Below are records. Copy every line with "Hiển" in it.

** begin PROVIDED RECORDS **

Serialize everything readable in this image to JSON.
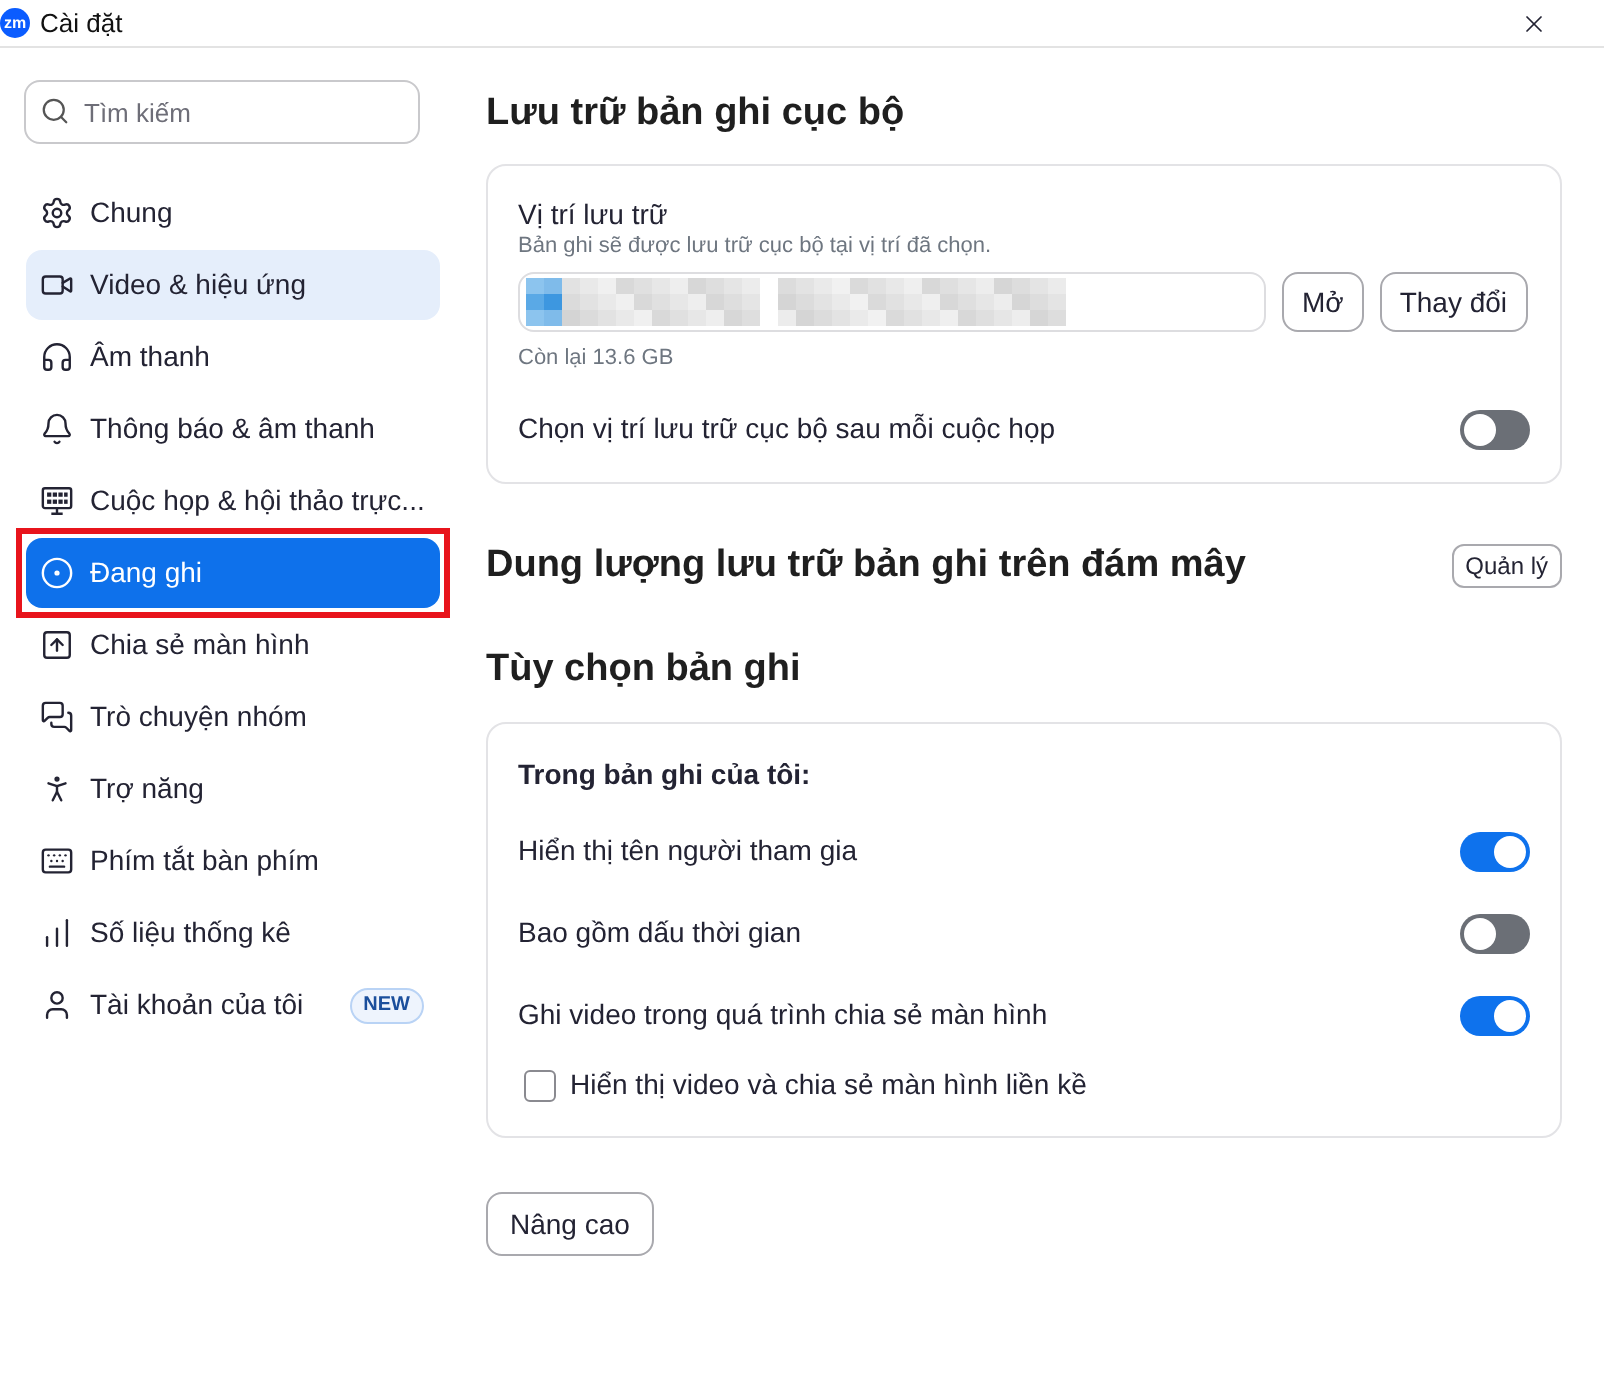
{
  "window": {
    "logo_text": "zm",
    "title": "Cài đặt"
  },
  "sidebar": {
    "search": {
      "placeholder": "Tìm kiếm"
    },
    "items": [
      {
        "label": "Chung",
        "selected": false,
        "hovered": false,
        "outlined": false
      },
      {
        "label": "Video & hiệu ứng",
        "selected": false,
        "hovered": true,
        "outlined": false
      },
      {
        "label": "Âm thanh",
        "selected": false,
        "hovered": false,
        "outlined": false
      },
      {
        "label": "Thông báo & âm thanh",
        "selected": false,
        "hovered": false,
        "outlined": false
      },
      {
        "label": "Cuộc họp & hội thảo trực...",
        "selected": false,
        "hovered": false,
        "outlined": false
      },
      {
        "label": "Đang ghi",
        "selected": true,
        "hovered": false,
        "outlined": true
      },
      {
        "label": "Chia sẻ màn hình",
        "selected": false,
        "hovered": false,
        "outlined": false
      },
      {
        "label": "Trò chuyện nhóm",
        "selected": false,
        "hovered": false,
        "outlined": false
      },
      {
        "label": "Trợ năng",
        "selected": false,
        "hovered": false,
        "outlined": false
      },
      {
        "label": "Phím tắt bàn phím",
        "selected": false,
        "hovered": false,
        "outlined": false
      },
      {
        "label": "Số liệu thống kê",
        "selected": false,
        "hovered": false,
        "outlined": false
      },
      {
        "label": "Tài khoản của tôi",
        "selected": false,
        "hovered": false,
        "outlined": false,
        "badge": "NEW"
      }
    ]
  },
  "local_storage": {
    "heading": "Lưu trữ bản ghi cục bộ",
    "location_label": "Vị trí lưu trữ",
    "location_hint": "Bản ghi sẽ được lưu trữ cục bộ tại vị trí đã chọn.",
    "buttons": [
      "Mở",
      "Thay đổi"
    ],
    "free_space": "Còn lại 13.6 GB",
    "toggle": {
      "label": "Chọn vị trí lưu trữ cục bộ sau mỗi cuộc họp",
      "on": false
    }
  },
  "cloud_storage": {
    "heading": "Dung lượng lưu trữ bản ghi trên đám mây",
    "button": "Quản lý"
  },
  "recording_options": {
    "heading": "Tùy chọn bản ghi",
    "group_title": "Trong bản ghi của tôi:",
    "options": [
      {
        "kind": "toggle",
        "label": "Hiển thị tên người tham gia",
        "on": true
      },
      {
        "kind": "toggle",
        "label": "Bao gồm dấu thời gian",
        "on": false
      },
      {
        "kind": "toggle",
        "label": "Ghi video trong quá trình chia sẻ màn hình",
        "on": true
      },
      {
        "kind": "checkbox",
        "label": "Hiển thị video và chia sẻ màn hình liền kề",
        "checked": false
      }
    ]
  },
  "advanced_button": "Nâng cao"
}
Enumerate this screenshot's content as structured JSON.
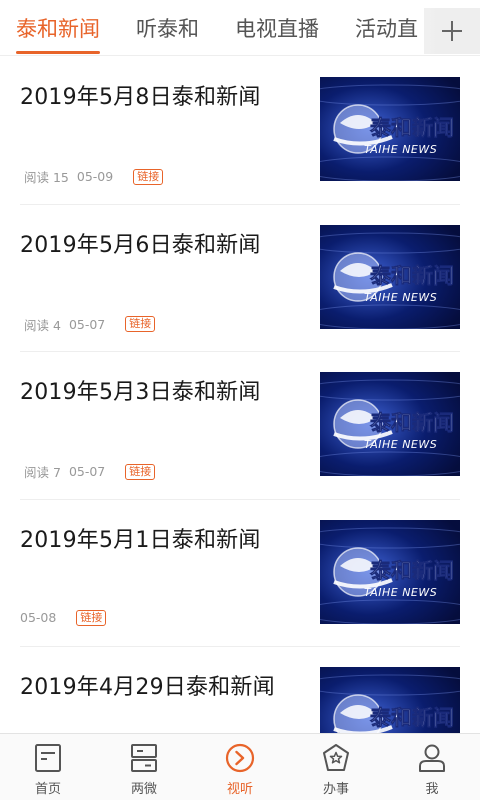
{
  "tabs": [
    {
      "label": "泰和新闻",
      "active": true
    },
    {
      "label": "听泰和",
      "active": false
    },
    {
      "label": "电视直播",
      "active": false
    },
    {
      "label": "活动直",
      "active": false
    }
  ],
  "add_icon": "plus-icon",
  "thumbnail_text": {
    "cn": "泰和新闻",
    "en": "TAIHE NEWS"
  },
  "articles": [
    {
      "title": "2019年5月8日泰和新闻",
      "reads": "阅读 15",
      "date": "05-09",
      "badge": "链接"
    },
    {
      "title": "2019年5月6日泰和新闻",
      "reads": "阅读 4",
      "date": "05-07",
      "badge": "链接"
    },
    {
      "title": "2019年5月3日泰和新闻",
      "reads": "阅读 7",
      "date": "05-07",
      "badge": "链接"
    },
    {
      "title": "2019年5月1日泰和新闻",
      "reads": "",
      "date": "05-08",
      "badge": "链接"
    },
    {
      "title": "2019年4月29日泰和新闻",
      "reads": "",
      "date": "",
      "badge": ""
    }
  ],
  "bottom_nav": [
    {
      "label": "首页",
      "icon": "home-doc-icon",
      "active": false
    },
    {
      "label": "两微",
      "icon": "two-panels-icon",
      "active": false
    },
    {
      "label": "视听",
      "icon": "play-circle-icon",
      "active": true
    },
    {
      "label": "办事",
      "icon": "star-badge-icon",
      "active": false
    },
    {
      "label": "我",
      "icon": "user-icon",
      "active": false
    }
  ],
  "colors": {
    "accent": "#e8642a",
    "text": "#1a1a1a",
    "muted": "#999999",
    "thumb_bg": "#0a1d6e"
  }
}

** end PROVIDED RECORDS **

> FINAL RESULT
        "label": "Hiển thị tên người tham gia",
        "label": "Hiển thị video và chia sẻ màn hình liền kề",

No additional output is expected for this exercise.